━━ Task data

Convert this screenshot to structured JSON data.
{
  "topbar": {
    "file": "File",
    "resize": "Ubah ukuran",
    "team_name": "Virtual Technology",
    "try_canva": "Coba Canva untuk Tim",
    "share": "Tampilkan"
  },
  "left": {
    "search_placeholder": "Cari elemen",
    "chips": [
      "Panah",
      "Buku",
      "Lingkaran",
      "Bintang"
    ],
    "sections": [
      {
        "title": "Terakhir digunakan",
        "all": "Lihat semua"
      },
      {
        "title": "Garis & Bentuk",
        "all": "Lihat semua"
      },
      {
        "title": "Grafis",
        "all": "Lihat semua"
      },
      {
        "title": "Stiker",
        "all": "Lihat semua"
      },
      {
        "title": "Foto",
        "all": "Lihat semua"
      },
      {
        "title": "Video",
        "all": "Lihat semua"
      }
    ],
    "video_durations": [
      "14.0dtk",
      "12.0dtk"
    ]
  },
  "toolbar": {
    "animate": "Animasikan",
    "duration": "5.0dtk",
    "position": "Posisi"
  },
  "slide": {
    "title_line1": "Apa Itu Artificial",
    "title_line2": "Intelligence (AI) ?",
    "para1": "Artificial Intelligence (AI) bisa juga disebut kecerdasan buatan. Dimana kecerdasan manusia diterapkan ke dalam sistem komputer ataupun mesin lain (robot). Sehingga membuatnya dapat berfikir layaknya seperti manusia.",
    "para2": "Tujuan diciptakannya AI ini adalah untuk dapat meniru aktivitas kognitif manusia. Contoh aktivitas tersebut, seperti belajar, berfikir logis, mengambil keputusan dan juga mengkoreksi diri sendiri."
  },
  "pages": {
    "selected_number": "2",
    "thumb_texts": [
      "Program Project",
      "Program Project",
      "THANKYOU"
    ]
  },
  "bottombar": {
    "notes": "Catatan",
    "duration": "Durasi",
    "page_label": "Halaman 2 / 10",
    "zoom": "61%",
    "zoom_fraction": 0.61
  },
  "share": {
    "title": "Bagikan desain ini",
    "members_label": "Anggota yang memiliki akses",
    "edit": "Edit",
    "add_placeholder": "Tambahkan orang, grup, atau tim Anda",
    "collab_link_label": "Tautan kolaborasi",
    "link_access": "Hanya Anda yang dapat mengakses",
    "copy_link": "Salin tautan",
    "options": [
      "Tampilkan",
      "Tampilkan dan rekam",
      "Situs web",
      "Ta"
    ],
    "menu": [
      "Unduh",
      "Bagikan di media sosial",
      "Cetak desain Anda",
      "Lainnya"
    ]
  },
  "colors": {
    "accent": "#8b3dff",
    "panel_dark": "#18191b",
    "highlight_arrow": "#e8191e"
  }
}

━━━━

Instructions to follow:
Give back all the records exactly as they stand.

Completed task:
Convert this screenshot to structured JSON data.
{
  "topbar": {
    "file": "File",
    "resize": "Ubah ukuran",
    "team_name": "Virtual Technology",
    "try_canva": "Coba Canva untuk Tim",
    "share": "Tampilkan"
  },
  "left": {
    "search_placeholder": "Cari elemen",
    "chips": [
      "Panah",
      "Buku",
      "Lingkaran",
      "Bintang"
    ],
    "sections": [
      {
        "title": "Terakhir digunakan",
        "all": "Lihat semua"
      },
      {
        "title": "Garis & Bentuk",
        "all": "Lihat semua"
      },
      {
        "title": "Grafis",
        "all": "Lihat semua"
      },
      {
        "title": "Stiker",
        "all": "Lihat semua"
      },
      {
        "title": "Foto",
        "all": "Lihat semua"
      },
      {
        "title": "Video",
        "all": "Lihat semua"
      }
    ],
    "video_durations": [
      "14.0dtk",
      "12.0dtk"
    ]
  },
  "toolbar": {
    "animate": "Animasikan",
    "duration": "5.0dtk",
    "position": "Posisi"
  },
  "slide": {
    "title_line1": "Apa Itu Artificial",
    "title_line2": "Intelligence (AI) ?",
    "para1": "Artificial Intelligence (AI) bisa juga disebut kecerdasan buatan. Dimana kecerdasan manusia diterapkan ke dalam sistem komputer ataupun mesin lain (robot). Sehingga membuatnya dapat berfikir layaknya seperti manusia.",
    "para2": "Tujuan diciptakannya AI ini adalah untuk dapat meniru aktivitas kognitif manusia. Contoh aktivitas tersebut, seperti belajar, berfikir logis, mengambil keputusan dan juga mengkoreksi diri sendiri."
  },
  "pages": {
    "selected_number": "2",
    "thumb_texts": [
      "Program Project",
      "Program Project",
      "THANKYOU"
    ]
  },
  "bottombar": {
    "notes": "Catatan",
    "duration": "Durasi",
    "page_label": "Halaman 2 / 10",
    "zoom": "61%",
    "zoom_fraction": 0.61
  },
  "share": {
    "title": "Bagikan desain ini",
    "members_label": "Anggota yang memiliki akses",
    "edit": "Edit",
    "add_placeholder": "Tambahkan orang, grup, atau tim Anda",
    "collab_link_label": "Tautan kolaborasi",
    "link_access": "Hanya Anda yang dapat mengakses",
    "copy_link": "Salin tautan",
    "options": [
      "Tampilkan",
      "Tampilkan dan rekam",
      "Situs web",
      "Ta"
    ],
    "menu": [
      "Unduh",
      "Bagikan di media sosial",
      "Cetak desain Anda",
      "Lainnya"
    ]
  },
  "colors": {
    "accent": "#8b3dff",
    "panel_dark": "#18191b",
    "highlight_arrow": "#e8191e"
  }
}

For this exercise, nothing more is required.